### Exercise
Please set down all the lines beneath this one exactly, without the pictures.

### Recorded data
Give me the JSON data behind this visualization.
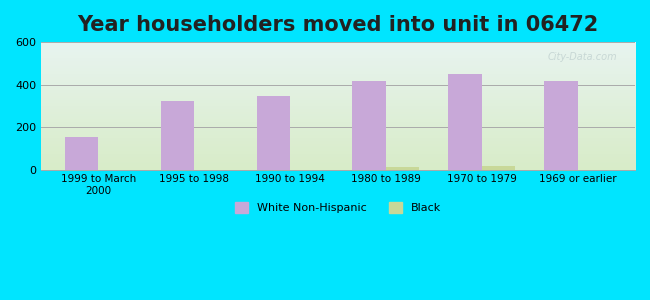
{
  "title": "Year householders moved into unit in 06472",
  "categories": [
    "1999 to March\n2000",
    "1995 to 1998",
    "1990 to 1994",
    "1980 to 1989",
    "1970 to 1979",
    "1969 or earlier"
  ],
  "white_values": [
    155,
    325,
    345,
    415,
    450,
    415
  ],
  "black_values": [
    0,
    0,
    0,
    10,
    15,
    0
  ],
  "white_color": "#c8a8d8",
  "black_color": "#c8d898",
  "ylim": [
    0,
    600
  ],
  "yticks": [
    0,
    200,
    400,
    600
  ],
  "background_outer": "#00e5ff",
  "background_top": "#e8f4f0",
  "background_bottom": "#d8ecc8",
  "title_fontsize": 15,
  "bar_width": 0.35,
  "watermark": "City-Data.com"
}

### The answer
Give me the JSON data behind this visualization.
{
  "title": "Year householders moved into unit in 06472",
  "categories": [
    "1999 to March\n2000",
    "1995 to 1998",
    "1990 to 1994",
    "1980 to 1989",
    "1970 to 1979",
    "1969 or earlier"
  ],
  "white_values": [
    155,
    325,
    345,
    415,
    450,
    415
  ],
  "black_values": [
    0,
    0,
    0,
    10,
    15,
    0
  ],
  "white_color": "#c8a8d8",
  "black_color": "#c8d898",
  "ylim": [
    0,
    600
  ],
  "yticks": [
    0,
    200,
    400,
    600
  ],
  "background_outer": "#00e5ff",
  "background_top": "#e8f4f0",
  "background_bottom": "#d8ecc8",
  "title_fontsize": 15,
  "bar_width": 0.35,
  "watermark": "City-Data.com"
}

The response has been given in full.